Task instructions: Reproduce the listing verbatim.

Supplied data:
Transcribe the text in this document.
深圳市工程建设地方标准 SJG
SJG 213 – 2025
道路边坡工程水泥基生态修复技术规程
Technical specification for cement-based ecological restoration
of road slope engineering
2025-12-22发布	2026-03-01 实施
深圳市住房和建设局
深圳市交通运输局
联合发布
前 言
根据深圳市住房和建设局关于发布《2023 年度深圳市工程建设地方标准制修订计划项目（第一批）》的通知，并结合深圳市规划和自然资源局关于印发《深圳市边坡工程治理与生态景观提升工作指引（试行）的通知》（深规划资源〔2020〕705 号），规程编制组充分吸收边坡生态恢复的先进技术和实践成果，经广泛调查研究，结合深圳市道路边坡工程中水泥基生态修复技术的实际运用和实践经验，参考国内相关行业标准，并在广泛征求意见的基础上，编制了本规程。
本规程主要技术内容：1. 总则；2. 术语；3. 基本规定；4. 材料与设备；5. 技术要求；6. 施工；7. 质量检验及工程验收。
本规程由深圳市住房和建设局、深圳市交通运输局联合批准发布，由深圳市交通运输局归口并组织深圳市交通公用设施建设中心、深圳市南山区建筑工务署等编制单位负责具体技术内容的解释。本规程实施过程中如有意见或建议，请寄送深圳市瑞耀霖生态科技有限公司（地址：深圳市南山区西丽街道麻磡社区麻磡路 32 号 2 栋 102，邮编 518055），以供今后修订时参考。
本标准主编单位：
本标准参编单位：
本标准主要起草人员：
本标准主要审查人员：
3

Finished answer:
Transcribe the text in this document.
深圳市工程建设地方标准 SJG
SJG 213 – 2025
道路边坡工程水泥基生态修复技术规程
Technical specification for cement-based ecological restoration
of road slope engineering
2025-12-22发布	2026-03-01 实施
深圳市住房和建设局
深圳市交通运输局
联合发布
前 言
根据深圳市住房和建设局关于发布《2023 年度深圳市工程建设地方标准制修订计划项目（第一批）》的通知，并结合深圳市规划和自然资源局关于印发《深圳市边坡工程治理与生态景观提升工作指引（试行）的通知》（深规划资源〔2020〕705 号），规程编制组充分吸收边坡生态恢复的先进技术和实践成果，经广泛调查研究，结合深圳市道路边坡工程中水泥基生态修复技术的实际运用和实践经验，参考国内相关行业标准，并在广泛征求意见的基础上，编制了本规程。
本规程主要技术内容：1. 总则；2. 术语；3. 基本规定；4. 材料与设备；5. 技术要求；6. 施工；7. 质量检验及工程验收。
本规程由深圳市住房和建设局、深圳市交通运输局联合批准发布，由深圳市交通运输局归口并组织深圳市交通公用设施建设中心、深圳市南山区建筑工务署等编制单位负责具体技术内容的解释。本规程实施过程中如有意见或建议，请寄送深圳市瑞耀霖生态科技有限公司（地址：深圳市南山区西丽街道麻磡社区麻磡路 32 号 2 栋 102，邮编 518055），以供今后修订时参考。
本标准主编单位：
本标准参编单位：
本标准主要起草人员：
本标准主要审查人员：
3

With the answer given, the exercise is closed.